Any pictures in the records below should be skipped; write out everything else exactly.

-- Record excerpts start --

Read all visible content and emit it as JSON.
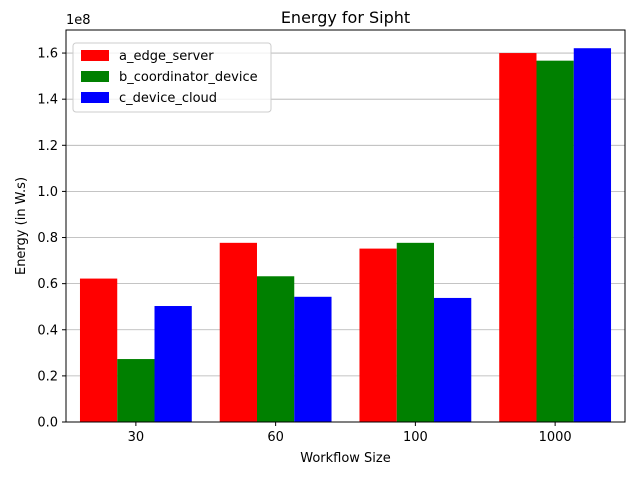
{
  "chart_data": {
    "type": "bar",
    "title": "Energy for Sipht",
    "xlabel": "Workflow Size",
    "ylabel": "Energy (in W.s)",
    "y_scale_label": "1e8",
    "categories": [
      "30",
      "60",
      "100",
      "1000"
    ],
    "ylim": [
      0,
      1.7
    ],
    "yticks": [
      "0.0",
      "0.2",
      "0.4",
      "0.6",
      "0.8",
      "1.0",
      "1.2",
      "1.4",
      "1.6"
    ],
    "grid": "horizontal",
    "legend_position": "top-left",
    "series": [
      {
        "name": "a_edge_server",
        "color": "#ff0000",
        "values": [
          0.622,
          0.777,
          0.752,
          1.6
        ]
      },
      {
        "name": "b_coordinator_device",
        "color": "#008000",
        "values": [
          0.273,
          0.632,
          0.777,
          1.567
        ]
      },
      {
        "name": "c_device_cloud",
        "color": "#0000ff",
        "values": [
          0.503,
          0.543,
          0.538,
          1.621
        ]
      }
    ]
  }
}
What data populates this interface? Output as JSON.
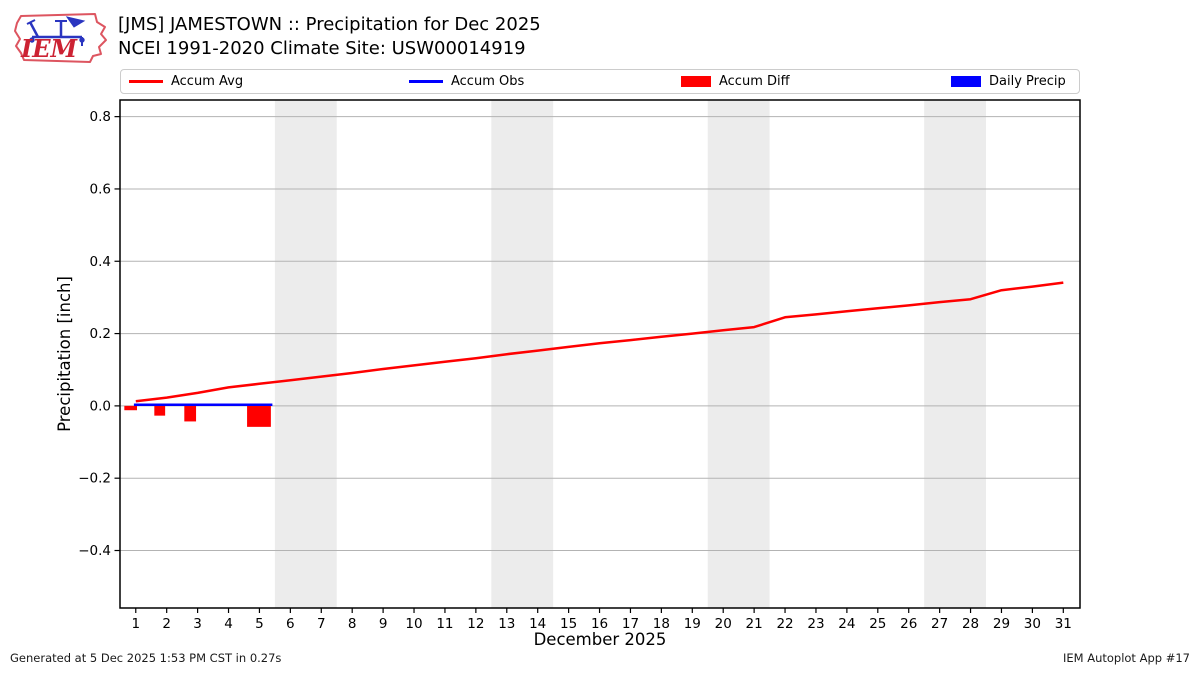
{
  "header": {
    "logo_text": "IEM",
    "title_line1": "[JMS] JAMESTOWN :: Precipitation for Dec 2025",
    "title_line2": "NCEI 1991-2020 Climate Site: USW00014919"
  },
  "legend": {
    "items": [
      {
        "label": "Accum Avg",
        "type": "line",
        "color": "#ff0000"
      },
      {
        "label": "Accum Obs",
        "type": "line",
        "color": "#0000ff"
      },
      {
        "label": "Accum Diff",
        "type": "patch",
        "color": "#ff0000"
      },
      {
        "label": "Daily Precip",
        "type": "patch",
        "color": "#0000ff"
      }
    ]
  },
  "footer": {
    "generated": "Generated at 5 Dec 2025 1:53 PM CST in 0.27s",
    "app": "IEM Autoplot App #17"
  },
  "chart_data": {
    "type": "line",
    "xlabel": "December 2025",
    "ylabel": "Precipitation [inch]",
    "xlim": [
      0.49,
      31.54
    ],
    "ylim": [
      -0.559,
      0.846
    ],
    "x_ticks": [
      1,
      2,
      3,
      4,
      5,
      6,
      7,
      8,
      9,
      10,
      11,
      12,
      13,
      14,
      15,
      16,
      17,
      18,
      19,
      20,
      21,
      22,
      23,
      24,
      25,
      26,
      27,
      28,
      29,
      30,
      31
    ],
    "y_ticks": [
      -0.4,
      -0.2,
      0.0,
      0.2,
      0.4,
      0.6,
      0.8
    ],
    "y_tick_labels": [
      "−0.4",
      "−0.2",
      "0.0",
      "0.2",
      "0.4",
      "0.6",
      "0.8"
    ],
    "grid": true,
    "legend_position": "top",
    "weekend_bands": [
      [
        5.5,
        7.5
      ],
      [
        12.5,
        14.5
      ],
      [
        19.5,
        21.5
      ],
      [
        26.5,
        28.5
      ]
    ],
    "colors": {
      "band": "#ececec",
      "grid": "#b3b3b3",
      "frame": "#000000",
      "avg": "#ff0000",
      "obs": "#0000ff",
      "diff": "#ff0000",
      "daily": "#0000ff"
    },
    "series": [
      {
        "name": "Accum Diff",
        "type": "bar",
        "color": "#ff0000",
        "bars": [
          {
            "x0": 0.63,
            "x1": 1.04,
            "v": -0.012
          },
          {
            "x0": 1.6,
            "x1": 1.95,
            "v": -0.027
          },
          {
            "x0": 2.57,
            "x1": 2.95,
            "v": -0.043
          },
          {
            "x0": 4.6,
            "x1": 5.37,
            "v": -0.058
          }
        ]
      },
      {
        "name": "Daily Precip",
        "type": "bar",
        "color": "#0000ff",
        "bars": []
      },
      {
        "name": "Accum Obs",
        "type": "line",
        "color": "#0000ff",
        "width": 2.5,
        "x": [
          0.94,
          5.42
        ],
        "y": [
          0.003,
          0.003
        ]
      },
      {
        "name": "Accum Avg",
        "type": "line",
        "color": "#ff0000",
        "width": 2.5,
        "x": [
          1,
          2,
          3,
          4,
          5,
          6,
          7,
          8,
          9,
          10,
          11,
          12,
          13,
          14,
          15,
          16,
          17,
          18,
          19,
          20,
          21,
          22,
          23,
          24,
          25,
          26,
          27,
          28,
          29,
          30,
          31
        ],
        "y": [
          0.013,
          0.023,
          0.036,
          0.051,
          0.061,
          0.071,
          0.081,
          0.091,
          0.102,
          0.112,
          0.122,
          0.132,
          0.143,
          0.153,
          0.163,
          0.173,
          0.182,
          0.191,
          0.2,
          0.209,
          0.218,
          0.245,
          0.253,
          0.262,
          0.27,
          0.278,
          0.287,
          0.295,
          0.32,
          0.33,
          0.341
        ]
      }
    ]
  }
}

-- Record excerpts end --

> [Expected answer]
Read all visible content and emit it as JSON.
{
  "chart_data": {
    "type": "bar",
    "title": "Energy for Sipht",
    "xlabel": "Workflow Size",
    "ylabel": "Energy (in W.s)",
    "y_scale_label": "1e8",
    "categories": [
      "30",
      "60",
      "100",
      "1000"
    ],
    "ylim": [
      0,
      1.7
    ],
    "yticks": [
      "0.0",
      "0.2",
      "0.4",
      "0.6",
      "0.8",
      "1.0",
      "1.2",
      "1.4",
      "1.6"
    ],
    "grid": "horizontal",
    "legend_position": "top-left",
    "series": [
      {
        "name": "a_edge_server",
        "color": "#ff0000",
        "values": [
          0.622,
          0.777,
          0.752,
          1.6
        ]
      },
      {
        "name": "b_coordinator_device",
        "color": "#008000",
        "values": [
          0.273,
          0.632,
          0.777,
          1.567
        ]
      },
      {
        "name": "c_device_cloud",
        "color": "#0000ff",
        "values": [
          0.503,
          0.543,
          0.538,
          1.621
        ]
      }
    ]
  }
}
What data populates this interface? Output as JSON.
{
  "header": {
    "logo_text": "IEM",
    "title_line1": "[JMS] JAMESTOWN :: Precipitation for Dec 2025",
    "title_line2": "NCEI 1991-2020 Climate Site: USW00014919"
  },
  "legend": {
    "items": [
      {
        "label": "Accum Avg",
        "type": "line",
        "color": "#ff0000"
      },
      {
        "label": "Accum Obs",
        "type": "line",
        "color": "#0000ff"
      },
      {
        "label": "Accum Diff",
        "type": "patch",
        "color": "#ff0000"
      },
      {
        "label": "Daily Precip",
        "type": "patch",
        "color": "#0000ff"
      }
    ]
  },
  "footer": {
    "generated": "Generated at 5 Dec 2025 1:53 PM CST in 0.27s",
    "app": "IEM Autoplot App #17"
  },
  "chart_data": {
    "type": "line",
    "xlabel": "December 2025",
    "ylabel": "Precipitation [inch]",
    "xlim": [
      0.49,
      31.54
    ],
    "ylim": [
      -0.559,
      0.846
    ],
    "x_ticks": [
      1,
      2,
      3,
      4,
      5,
      6,
      7,
      8,
      9,
      10,
      11,
      12,
      13,
      14,
      15,
      16,
      17,
      18,
      19,
      20,
      21,
      22,
      23,
      24,
      25,
      26,
      27,
      28,
      29,
      30,
      31
    ],
    "y_ticks": [
      -0.4,
      -0.2,
      0.0,
      0.2,
      0.4,
      0.6,
      0.8
    ],
    "y_tick_labels": [
      "−0.4",
      "−0.2",
      "0.0",
      "0.2",
      "0.4",
      "0.6",
      "0.8"
    ],
    "grid": true,
    "legend_position": "top",
    "weekend_bands": [
      [
        5.5,
        7.5
      ],
      [
        12.5,
        14.5
      ],
      [
        19.5,
        21.5
      ],
      [
        26.5,
        28.5
      ]
    ],
    "colors": {
      "band": "#ececec",
      "grid": "#b3b3b3",
      "frame": "#000000",
      "avg": "#ff0000",
      "obs": "#0000ff",
      "diff": "#ff0000",
      "daily": "#0000ff"
    },
    "series": [
      {
        "name": "Accum Diff",
        "type": "bar",
        "color": "#ff0000",
        "bars": [
          {
            "x0": 0.63,
            "x1": 1.04,
            "v": -0.012
          },
          {
            "x0": 1.6,
            "x1": 1.95,
            "v": -0.027
          },
          {
            "x0": 2.57,
            "x1": 2.95,
            "v": -0.043
          },
          {
            "x0": 4.6,
            "x1": 5.37,
            "v": -0.058
          }
        ]
      },
      {
        "name": "Daily Precip",
        "type": "bar",
        "color": "#0000ff",
        "bars": []
      },
      {
        "name": "Accum Obs",
        "type": "line",
        "color": "#0000ff",
        "width": 2.5,
        "x": [
          0.94,
          5.42
        ],
        "y": [
          0.003,
          0.003
        ]
      },
      {
        "name": "Accum Avg",
        "type": "line",
        "color": "#ff0000",
        "width": 2.5,
        "x": [
          1,
          2,
          3,
          4,
          5,
          6,
          7,
          8,
          9,
          10,
          11,
          12,
          13,
          14,
          15,
          16,
          17,
          18,
          19,
          20,
          21,
          22,
          23,
          24,
          25,
          26,
          27,
          28,
          29,
          30,
          31
        ],
        "y": [
          0.013,
          0.023,
          0.036,
          0.051,
          0.061,
          0.071,
          0.081,
          0.091,
          0.102,
          0.112,
          0.122,
          0.132,
          0.143,
          0.153,
          0.163,
          0.173,
          0.182,
          0.191,
          0.2,
          0.209,
          0.218,
          0.245,
          0.253,
          0.262,
          0.27,
          0.278,
          0.287,
          0.295,
          0.32,
          0.33,
          0.341
        ]
      }
    ]
  }
}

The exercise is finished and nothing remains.